The best type of evaluation is direct observation or a videotape of the events and simultaneous EEG recordings of brain wave activity during the event. Video-EEG monitoring is carried out and interpreted by epileptologists, who are physicians that specialize in disorders of the nervous system and have sub-specialty training in seizure disorders and EEG interpretation. This type of evaluation is considered the "gold standard" in classifying, both epileptic and non-epileptic seizure types.

Are non-epileptic events common?

Most patients are surprised to learn that the condition is quite common. In a comprehensive epilepsy center, about 15 to 25 percent of the patients who undergo video-EEG monitoring for evaluation of seizures turn out to have non-epileptic events. For example, at the UC San Diego Epilepsy Center, we identify several new patients with non-epileptic events each month.

Is it “just in my head?”

That’s not the way we like to look at it. Remember that epilepsy is a disorder of the brain (which is clearly in the head!). Non-epileptic events result from a mind-body miscommunication that results in seizure-like behavior so you might prefer to consider that the non-epileptic event is “just in the body” and not the result of brain disease. Non-epileptic events are sometimes a way that the body converts a psychological symptom into a physical symptom, so it may be a "conversion disorder." In general, patients with non-epileptics events are not psychotic or “crazy.”

What should be done when I have one of these episodes?

If you feel an event coming on, try to get to a safe area, such as a sofa, padded chair or carpeted floor. Stay calm and breathe slowly. Observe your own feelings and responses. Don’t panic or try to fight it but take the attitude of a calm observer. Remember that the episode will pass and you will be safe. Calling the paramedics or visiting the emergency room is usually unnecessary. Ask your doctor to help work out a plan for getting through events.

What about medication?

▸ LISTED RECORDS
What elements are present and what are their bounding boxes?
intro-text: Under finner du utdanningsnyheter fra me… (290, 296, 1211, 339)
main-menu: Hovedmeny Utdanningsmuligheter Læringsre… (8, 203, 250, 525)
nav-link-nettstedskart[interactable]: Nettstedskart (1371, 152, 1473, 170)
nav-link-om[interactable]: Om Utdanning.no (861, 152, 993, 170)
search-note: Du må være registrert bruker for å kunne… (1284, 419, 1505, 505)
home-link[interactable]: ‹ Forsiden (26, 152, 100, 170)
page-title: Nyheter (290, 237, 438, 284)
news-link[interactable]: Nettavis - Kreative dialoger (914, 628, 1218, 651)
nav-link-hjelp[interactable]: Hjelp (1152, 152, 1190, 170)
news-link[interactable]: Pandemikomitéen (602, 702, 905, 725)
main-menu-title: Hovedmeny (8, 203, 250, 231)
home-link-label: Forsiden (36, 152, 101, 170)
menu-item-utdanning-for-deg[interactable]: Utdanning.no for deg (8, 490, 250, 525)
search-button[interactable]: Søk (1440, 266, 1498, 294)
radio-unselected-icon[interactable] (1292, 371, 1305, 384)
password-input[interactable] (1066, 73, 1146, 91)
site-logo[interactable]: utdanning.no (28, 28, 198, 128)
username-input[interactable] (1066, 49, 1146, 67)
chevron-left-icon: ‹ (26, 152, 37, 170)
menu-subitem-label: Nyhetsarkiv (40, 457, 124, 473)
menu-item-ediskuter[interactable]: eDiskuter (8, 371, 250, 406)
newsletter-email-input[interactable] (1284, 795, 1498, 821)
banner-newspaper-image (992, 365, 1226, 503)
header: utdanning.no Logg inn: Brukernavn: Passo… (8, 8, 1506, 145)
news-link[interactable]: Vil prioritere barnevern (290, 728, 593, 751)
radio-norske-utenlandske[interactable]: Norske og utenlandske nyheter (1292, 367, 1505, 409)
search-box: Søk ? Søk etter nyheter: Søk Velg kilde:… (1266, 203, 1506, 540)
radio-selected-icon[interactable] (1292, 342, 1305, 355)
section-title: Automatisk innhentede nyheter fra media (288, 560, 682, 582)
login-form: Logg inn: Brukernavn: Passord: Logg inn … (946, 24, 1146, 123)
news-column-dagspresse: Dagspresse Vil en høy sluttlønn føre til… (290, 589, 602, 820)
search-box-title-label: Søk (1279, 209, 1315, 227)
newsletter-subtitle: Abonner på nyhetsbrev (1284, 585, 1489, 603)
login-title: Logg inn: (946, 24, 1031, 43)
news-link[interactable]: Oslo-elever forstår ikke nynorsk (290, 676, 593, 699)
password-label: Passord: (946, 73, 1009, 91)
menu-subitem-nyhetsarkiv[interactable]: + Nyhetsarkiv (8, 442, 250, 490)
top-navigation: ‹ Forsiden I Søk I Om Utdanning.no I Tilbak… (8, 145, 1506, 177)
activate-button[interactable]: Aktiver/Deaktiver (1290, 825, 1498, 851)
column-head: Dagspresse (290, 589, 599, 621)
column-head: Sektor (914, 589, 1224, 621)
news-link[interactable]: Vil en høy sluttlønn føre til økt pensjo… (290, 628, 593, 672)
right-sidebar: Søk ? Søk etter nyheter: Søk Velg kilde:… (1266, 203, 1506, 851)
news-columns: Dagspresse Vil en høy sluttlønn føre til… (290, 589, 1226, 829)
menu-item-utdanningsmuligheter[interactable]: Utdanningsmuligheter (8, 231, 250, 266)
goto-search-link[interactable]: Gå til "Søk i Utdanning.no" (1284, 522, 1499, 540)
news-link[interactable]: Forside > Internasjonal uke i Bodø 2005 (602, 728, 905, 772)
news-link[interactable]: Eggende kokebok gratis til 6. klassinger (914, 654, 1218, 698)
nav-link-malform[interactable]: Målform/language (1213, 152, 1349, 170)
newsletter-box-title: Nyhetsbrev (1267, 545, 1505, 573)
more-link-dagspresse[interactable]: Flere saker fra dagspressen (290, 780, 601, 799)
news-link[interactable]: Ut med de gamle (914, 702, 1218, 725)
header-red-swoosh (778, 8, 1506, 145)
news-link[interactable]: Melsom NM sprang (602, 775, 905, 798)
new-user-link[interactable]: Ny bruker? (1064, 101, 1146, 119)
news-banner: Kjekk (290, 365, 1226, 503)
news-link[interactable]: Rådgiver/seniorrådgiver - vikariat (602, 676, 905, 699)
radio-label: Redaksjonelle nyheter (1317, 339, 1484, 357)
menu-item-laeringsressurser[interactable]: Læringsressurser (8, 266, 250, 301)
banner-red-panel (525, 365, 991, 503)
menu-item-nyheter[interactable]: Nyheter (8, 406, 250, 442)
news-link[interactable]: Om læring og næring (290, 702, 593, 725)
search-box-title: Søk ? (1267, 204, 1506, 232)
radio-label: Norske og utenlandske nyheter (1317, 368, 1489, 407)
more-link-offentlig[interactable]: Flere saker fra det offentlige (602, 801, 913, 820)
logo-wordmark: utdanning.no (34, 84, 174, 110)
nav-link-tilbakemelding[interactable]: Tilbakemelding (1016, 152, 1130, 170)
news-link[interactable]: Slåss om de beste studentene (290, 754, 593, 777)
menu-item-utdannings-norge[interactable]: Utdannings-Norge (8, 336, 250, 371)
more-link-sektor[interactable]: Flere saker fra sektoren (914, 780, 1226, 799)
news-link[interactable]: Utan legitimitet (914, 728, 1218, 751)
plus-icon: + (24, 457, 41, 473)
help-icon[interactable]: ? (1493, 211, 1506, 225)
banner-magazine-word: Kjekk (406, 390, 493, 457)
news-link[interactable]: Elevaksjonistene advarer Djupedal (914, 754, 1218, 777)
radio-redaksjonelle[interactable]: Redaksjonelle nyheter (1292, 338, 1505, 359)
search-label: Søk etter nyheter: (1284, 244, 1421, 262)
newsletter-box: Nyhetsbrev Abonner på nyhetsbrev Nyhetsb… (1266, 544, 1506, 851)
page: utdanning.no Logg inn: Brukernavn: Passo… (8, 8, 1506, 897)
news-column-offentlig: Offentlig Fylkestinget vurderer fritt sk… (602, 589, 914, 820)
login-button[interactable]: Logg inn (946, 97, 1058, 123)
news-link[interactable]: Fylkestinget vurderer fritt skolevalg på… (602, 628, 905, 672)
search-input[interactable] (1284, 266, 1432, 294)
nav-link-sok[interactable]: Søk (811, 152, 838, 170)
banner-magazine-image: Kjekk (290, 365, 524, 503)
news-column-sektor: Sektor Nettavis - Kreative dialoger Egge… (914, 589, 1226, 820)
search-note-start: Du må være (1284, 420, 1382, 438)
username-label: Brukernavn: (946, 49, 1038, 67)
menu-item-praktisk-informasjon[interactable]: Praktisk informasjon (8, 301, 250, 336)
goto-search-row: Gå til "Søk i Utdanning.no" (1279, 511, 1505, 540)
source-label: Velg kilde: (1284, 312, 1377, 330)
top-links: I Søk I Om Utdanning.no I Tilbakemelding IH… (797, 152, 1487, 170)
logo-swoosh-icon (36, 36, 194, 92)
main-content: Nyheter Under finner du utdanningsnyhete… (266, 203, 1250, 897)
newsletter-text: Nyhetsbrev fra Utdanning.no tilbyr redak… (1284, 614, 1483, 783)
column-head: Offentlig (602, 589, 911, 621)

▸ REQUIRED ACTIONS
1) Edit the passage on non-epileptic events from "That’s not the" up to and including "one of these episodes?", replacing "conversion disorder" with "functional disorder".
2) According to the passage on non-epileptic events, what percentage of patients who undergo video-EEG monitoring in a comprehensive epilepsy center turn out to have non-epileptic events?

▸ RESULTS
1)
That’s not the way we like to look at it. Remember that epilepsy is a disorder of the brain (which is clearly in the head!). Non-epileptic events result from a mind-body miscommunication that results in seizure-like behavior so you might prefer to consider that the non-epileptic event is “just in the body” and not the result of brain disease. Non-epileptic events are sometimes a way that the body converts a psychological symptom into a physical symptom, so it may be a "functional disorder." In general, patients with non-epileptics events are not psychotic or “crazy.”

What should be done when I have one of these episodes?

2) About 15 to 25 percent.